== Exercise ==
It is required that all of the data be written out exactly.

══════════

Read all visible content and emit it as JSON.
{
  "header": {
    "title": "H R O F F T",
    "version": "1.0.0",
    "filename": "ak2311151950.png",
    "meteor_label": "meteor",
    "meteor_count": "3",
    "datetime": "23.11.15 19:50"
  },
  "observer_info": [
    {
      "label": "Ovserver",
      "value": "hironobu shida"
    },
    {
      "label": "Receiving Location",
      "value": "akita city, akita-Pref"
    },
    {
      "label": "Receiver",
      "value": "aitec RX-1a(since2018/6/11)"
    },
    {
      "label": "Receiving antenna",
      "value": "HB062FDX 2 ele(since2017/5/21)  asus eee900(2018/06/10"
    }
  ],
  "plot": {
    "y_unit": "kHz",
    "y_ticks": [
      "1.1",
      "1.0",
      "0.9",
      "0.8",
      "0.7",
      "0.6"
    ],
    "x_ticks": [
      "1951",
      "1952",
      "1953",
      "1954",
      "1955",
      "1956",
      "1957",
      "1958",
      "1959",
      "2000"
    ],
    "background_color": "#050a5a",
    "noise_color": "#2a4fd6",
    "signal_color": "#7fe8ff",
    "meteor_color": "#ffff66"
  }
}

══════════

== Written response ==
Read all visible content and emit it as JSON.
{
  "header": {
    "title": "H R O F F T",
    "version": "1.0.0",
    "filename": "ak2311151950.png",
    "meteor_label": "meteor",
    "meteor_count": "3",
    "datetime": "23.11.15 19:50"
  },
  "observer_info": [
    {
      "label": "Ovserver",
      "value": "hironobu shida"
    },
    {
      "label": "Receiving Location",
      "value": "akita city, akita-Pref"
    },
    {
      "label": "Receiver",
      "value": "aitec RX-1a(since2018/6/11)"
    },
    {
      "label": "Receiving antenna",
      "value": "HB062FDX 2 ele(since2017/5/21)  asus eee900(2018/06/10"
    }
  ],
  "plot": {
    "y_unit": "kHz",
    "y_ticks": [
      "1.1",
      "1.0",
      "0.9",
      "0.8",
      "0.7",
      "0.6"
    ],
    "x_ticks": [
      "1951",
      "1952",
      "1953",
      "1954",
      "1955",
      "1956",
      "1957",
      "1958",
      "1959",
      "2000"
    ],
    "background_color": "#050a5a",
    "noise_color": "#2a4fd6",
    "signal_color": "#7fe8ff",
    "meteor_color": "#ffff66"
  }
}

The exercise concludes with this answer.